(Saved entries)
^^^^

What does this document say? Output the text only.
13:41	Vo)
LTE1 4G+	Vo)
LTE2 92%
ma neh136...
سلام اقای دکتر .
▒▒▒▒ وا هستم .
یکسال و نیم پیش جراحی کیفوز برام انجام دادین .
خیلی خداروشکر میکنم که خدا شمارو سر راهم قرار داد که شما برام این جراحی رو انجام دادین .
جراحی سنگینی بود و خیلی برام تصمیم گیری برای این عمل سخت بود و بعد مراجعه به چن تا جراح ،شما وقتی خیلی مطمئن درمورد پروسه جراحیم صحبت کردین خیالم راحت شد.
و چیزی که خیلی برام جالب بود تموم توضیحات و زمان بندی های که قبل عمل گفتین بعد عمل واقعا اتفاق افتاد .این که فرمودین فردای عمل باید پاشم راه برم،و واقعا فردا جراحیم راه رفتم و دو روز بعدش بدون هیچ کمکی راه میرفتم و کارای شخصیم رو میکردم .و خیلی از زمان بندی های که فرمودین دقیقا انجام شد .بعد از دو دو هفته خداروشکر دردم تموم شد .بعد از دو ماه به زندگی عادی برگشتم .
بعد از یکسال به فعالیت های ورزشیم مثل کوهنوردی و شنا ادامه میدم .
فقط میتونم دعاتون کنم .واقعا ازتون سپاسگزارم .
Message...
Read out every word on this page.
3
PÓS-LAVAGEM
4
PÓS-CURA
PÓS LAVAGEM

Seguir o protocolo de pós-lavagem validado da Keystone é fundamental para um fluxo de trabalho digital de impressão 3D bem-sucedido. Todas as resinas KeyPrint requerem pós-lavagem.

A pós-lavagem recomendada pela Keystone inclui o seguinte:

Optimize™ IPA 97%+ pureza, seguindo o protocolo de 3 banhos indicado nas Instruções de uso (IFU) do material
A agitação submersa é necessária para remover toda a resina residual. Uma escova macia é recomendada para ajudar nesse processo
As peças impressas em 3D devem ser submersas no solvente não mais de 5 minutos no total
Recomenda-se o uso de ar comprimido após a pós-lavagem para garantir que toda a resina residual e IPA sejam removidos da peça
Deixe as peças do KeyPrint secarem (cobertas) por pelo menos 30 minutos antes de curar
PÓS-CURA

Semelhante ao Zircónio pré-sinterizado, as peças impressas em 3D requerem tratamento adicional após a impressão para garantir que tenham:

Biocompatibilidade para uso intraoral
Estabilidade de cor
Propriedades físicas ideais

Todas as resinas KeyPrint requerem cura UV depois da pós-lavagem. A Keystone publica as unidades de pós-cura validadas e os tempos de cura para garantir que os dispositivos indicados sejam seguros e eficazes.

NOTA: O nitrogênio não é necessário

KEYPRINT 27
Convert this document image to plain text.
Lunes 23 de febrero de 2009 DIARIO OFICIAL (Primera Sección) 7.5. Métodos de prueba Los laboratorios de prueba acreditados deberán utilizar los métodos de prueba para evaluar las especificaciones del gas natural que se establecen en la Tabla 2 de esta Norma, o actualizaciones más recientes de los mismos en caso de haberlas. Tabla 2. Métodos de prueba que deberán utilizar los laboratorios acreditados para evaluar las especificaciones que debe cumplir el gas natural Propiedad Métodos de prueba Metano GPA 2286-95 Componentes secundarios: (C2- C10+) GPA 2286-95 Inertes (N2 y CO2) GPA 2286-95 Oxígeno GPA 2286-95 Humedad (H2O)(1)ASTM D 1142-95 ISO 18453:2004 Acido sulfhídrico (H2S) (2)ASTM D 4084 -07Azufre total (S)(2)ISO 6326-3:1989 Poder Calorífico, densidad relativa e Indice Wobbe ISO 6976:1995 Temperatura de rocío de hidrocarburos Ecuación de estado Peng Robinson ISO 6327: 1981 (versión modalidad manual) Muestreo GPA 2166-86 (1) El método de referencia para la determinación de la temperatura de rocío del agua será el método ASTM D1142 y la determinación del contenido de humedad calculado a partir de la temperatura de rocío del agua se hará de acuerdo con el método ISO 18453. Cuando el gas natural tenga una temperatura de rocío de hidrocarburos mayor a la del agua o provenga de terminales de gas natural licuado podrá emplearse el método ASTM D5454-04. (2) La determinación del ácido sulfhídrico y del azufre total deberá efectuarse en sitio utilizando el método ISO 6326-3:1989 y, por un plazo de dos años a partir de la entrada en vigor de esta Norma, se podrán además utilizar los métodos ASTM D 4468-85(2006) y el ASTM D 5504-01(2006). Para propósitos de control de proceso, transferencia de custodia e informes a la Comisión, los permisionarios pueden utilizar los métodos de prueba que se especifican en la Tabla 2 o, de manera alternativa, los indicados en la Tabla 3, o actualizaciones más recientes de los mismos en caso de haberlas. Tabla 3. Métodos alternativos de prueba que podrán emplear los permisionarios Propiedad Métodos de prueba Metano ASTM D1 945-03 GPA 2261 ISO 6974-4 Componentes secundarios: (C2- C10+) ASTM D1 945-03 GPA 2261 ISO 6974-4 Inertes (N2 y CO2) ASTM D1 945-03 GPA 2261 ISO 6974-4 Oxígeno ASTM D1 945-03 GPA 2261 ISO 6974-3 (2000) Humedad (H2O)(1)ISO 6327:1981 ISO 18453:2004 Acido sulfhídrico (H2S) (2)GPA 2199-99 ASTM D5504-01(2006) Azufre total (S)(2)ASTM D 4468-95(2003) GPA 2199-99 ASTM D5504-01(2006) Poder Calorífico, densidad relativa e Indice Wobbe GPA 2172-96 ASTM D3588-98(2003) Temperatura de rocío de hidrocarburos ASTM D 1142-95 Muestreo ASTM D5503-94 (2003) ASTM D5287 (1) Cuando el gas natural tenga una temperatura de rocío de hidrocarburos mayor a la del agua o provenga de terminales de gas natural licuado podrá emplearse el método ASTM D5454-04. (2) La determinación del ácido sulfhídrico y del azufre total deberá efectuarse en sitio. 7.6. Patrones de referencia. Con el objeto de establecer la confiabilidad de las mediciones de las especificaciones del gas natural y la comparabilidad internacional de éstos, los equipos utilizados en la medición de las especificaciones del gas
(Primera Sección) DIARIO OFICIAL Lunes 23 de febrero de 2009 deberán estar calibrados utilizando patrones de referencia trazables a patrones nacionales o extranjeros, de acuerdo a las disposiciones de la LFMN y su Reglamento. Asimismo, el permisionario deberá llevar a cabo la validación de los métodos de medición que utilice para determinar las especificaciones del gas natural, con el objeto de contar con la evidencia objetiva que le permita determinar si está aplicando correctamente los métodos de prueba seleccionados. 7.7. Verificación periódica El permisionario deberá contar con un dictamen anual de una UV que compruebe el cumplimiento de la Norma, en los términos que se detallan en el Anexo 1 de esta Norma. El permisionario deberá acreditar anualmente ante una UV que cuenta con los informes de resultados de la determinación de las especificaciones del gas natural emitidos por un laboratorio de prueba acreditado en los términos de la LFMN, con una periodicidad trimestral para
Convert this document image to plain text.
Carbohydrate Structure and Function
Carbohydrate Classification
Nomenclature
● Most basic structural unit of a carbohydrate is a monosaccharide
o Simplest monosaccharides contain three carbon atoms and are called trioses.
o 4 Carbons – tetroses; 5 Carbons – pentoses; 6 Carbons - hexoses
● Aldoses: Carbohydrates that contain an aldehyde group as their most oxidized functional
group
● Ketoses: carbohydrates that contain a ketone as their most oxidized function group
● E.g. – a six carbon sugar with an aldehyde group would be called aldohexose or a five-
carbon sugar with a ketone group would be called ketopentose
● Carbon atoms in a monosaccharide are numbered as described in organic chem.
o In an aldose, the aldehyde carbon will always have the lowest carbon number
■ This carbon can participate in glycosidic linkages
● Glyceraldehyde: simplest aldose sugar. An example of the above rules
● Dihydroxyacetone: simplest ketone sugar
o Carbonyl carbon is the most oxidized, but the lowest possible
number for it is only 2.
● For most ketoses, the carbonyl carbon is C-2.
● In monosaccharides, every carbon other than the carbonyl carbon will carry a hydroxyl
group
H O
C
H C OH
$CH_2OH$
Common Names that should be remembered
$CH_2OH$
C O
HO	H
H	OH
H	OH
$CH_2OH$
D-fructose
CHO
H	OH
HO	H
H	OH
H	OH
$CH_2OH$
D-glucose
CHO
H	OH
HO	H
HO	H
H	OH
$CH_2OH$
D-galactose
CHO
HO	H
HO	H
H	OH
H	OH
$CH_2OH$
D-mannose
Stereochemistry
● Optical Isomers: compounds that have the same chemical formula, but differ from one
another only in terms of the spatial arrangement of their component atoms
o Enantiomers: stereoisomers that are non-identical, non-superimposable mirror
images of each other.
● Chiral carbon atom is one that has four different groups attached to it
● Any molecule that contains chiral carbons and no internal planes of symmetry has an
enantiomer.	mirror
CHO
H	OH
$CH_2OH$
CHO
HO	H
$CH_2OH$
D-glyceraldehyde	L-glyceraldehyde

^^^^

| Task objective |
Which lines hold the word "Todas"? Copy all of them.

| The completed task |
Seguir o protocolo de pós-lavagem validado da Keystone é fundamental para um fluxo de trabalho digital de impressão 3D bem-sucedido. Todas as resinas KeyPrint requerem pós-lavagem.
Todas as resinas KeyPrint requerem cura UV depois da pós-lavagem. A Keystone publica as unidades de pós-cura validadas e os tempos de cura para garantir que os dispositivos indicados sejam seguros e eficazes.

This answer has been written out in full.